▼

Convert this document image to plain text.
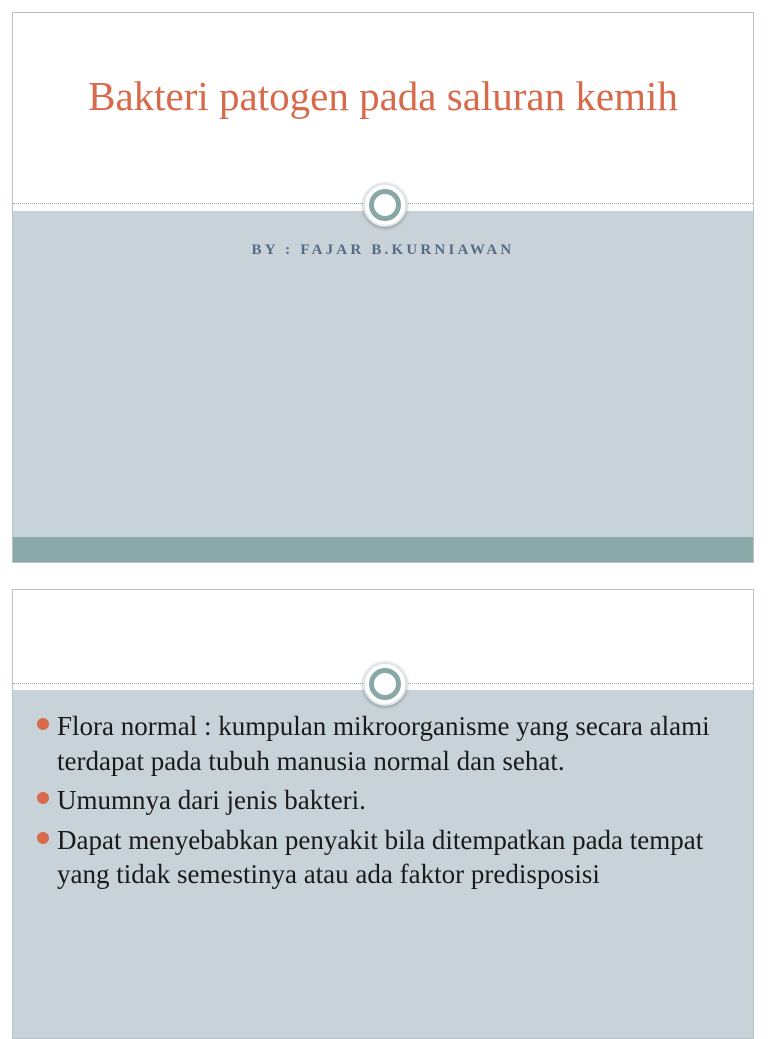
Bakteri patogen pada saluran kemih
BY : FAJAR B.KURNIAWAN
Flora normal : kumpulan mikroorganisme yang secara alami terdapat pada tubuh manusia normal dan sehat.
Umumnya dari jenis bakteri.
Dapat menyebabkan penyakit bila ditempatkan pada tempat yang tidak semestinya atau ada faktor predisposisi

▲

Requirements
Using the listing above, return all lines where the word "yang" occurs.

Final result
Flora normal : kumpulan mikroorganisme yang secara alami terdapat pada tubuh manusia normal dan sehat.
Dapat menyebabkan penyakit bila ditempatkan pada tempat yang tidak semestinya atau ada faktor predisposisi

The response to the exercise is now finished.